# Description of the task
From the listing below, extract every line containing "value".
[start Rows]
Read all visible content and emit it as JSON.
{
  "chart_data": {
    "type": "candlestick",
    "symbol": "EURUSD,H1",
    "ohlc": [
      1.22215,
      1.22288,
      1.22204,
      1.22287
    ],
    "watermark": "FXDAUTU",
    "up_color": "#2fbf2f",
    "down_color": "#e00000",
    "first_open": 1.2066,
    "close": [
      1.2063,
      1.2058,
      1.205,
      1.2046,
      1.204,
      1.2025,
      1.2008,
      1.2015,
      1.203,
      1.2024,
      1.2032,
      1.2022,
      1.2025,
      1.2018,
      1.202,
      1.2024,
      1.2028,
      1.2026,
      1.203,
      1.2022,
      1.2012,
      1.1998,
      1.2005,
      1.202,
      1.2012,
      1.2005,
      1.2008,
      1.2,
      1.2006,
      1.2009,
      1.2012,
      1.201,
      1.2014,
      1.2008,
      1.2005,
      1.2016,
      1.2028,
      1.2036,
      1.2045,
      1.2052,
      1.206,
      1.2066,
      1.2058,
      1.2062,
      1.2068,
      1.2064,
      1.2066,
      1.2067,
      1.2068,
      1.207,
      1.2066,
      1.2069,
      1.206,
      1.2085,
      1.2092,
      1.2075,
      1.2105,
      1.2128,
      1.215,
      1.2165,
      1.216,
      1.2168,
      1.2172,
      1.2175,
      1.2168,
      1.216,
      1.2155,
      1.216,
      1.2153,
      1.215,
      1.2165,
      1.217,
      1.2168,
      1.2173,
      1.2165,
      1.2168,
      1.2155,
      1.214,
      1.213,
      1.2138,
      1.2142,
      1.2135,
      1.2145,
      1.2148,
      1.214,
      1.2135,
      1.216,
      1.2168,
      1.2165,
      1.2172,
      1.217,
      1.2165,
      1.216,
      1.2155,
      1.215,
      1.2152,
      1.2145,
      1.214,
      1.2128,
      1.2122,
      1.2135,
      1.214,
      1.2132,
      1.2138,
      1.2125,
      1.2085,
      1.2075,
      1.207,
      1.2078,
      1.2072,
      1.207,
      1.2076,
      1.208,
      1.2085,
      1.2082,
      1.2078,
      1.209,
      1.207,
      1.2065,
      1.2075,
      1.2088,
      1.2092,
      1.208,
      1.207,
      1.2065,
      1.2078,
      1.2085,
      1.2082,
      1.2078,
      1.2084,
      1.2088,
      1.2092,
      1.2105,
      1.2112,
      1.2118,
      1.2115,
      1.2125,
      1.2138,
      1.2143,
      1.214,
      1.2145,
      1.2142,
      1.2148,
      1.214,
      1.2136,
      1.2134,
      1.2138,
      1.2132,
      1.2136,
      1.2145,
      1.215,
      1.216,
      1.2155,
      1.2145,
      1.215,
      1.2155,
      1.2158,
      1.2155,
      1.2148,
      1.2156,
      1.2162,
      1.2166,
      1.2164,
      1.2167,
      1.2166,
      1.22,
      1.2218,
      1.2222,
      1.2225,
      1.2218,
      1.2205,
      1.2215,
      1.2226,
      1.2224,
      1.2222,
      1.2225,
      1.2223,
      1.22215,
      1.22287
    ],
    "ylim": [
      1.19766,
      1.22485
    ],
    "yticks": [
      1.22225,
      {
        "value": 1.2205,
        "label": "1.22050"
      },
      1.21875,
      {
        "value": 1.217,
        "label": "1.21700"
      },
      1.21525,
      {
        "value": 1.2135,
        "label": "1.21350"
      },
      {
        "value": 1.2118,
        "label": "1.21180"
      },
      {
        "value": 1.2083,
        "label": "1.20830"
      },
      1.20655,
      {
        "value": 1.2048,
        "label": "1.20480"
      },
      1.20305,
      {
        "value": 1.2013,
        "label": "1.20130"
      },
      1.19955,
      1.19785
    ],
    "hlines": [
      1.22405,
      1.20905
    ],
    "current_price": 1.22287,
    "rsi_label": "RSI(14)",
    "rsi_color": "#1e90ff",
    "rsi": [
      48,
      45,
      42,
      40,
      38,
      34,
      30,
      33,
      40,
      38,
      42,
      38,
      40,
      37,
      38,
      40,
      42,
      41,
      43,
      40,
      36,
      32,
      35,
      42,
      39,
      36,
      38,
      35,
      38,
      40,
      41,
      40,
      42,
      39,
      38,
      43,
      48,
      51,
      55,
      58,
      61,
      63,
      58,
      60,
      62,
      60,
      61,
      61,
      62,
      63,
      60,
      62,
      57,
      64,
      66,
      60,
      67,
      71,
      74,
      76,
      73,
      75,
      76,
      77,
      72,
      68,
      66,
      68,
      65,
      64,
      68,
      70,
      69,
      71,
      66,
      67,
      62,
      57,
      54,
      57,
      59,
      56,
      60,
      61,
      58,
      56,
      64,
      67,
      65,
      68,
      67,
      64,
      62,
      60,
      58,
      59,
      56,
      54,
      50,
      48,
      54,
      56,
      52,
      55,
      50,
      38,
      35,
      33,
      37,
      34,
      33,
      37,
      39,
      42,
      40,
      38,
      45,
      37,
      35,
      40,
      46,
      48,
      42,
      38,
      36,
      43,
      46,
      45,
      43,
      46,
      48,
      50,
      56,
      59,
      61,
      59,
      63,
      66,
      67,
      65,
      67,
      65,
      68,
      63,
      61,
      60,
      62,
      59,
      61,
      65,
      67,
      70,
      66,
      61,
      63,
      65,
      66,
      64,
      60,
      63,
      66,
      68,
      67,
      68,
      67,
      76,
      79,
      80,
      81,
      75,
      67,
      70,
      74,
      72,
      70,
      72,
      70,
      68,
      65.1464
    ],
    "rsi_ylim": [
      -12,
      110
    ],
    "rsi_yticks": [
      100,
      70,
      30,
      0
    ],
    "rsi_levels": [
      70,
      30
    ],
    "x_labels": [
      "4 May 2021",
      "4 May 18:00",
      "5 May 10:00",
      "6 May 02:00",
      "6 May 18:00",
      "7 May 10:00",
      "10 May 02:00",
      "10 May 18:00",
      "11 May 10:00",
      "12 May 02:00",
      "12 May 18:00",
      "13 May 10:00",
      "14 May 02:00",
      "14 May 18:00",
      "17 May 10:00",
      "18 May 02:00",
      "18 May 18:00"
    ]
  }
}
[end Rows]
# The result
        "value": 1.2205,
        "value": 1.217,
        "value": 1.2135,
        "value": 1.2118,
        "value": 1.2083,
        "value": 1.2048,
        "value": 1.2013,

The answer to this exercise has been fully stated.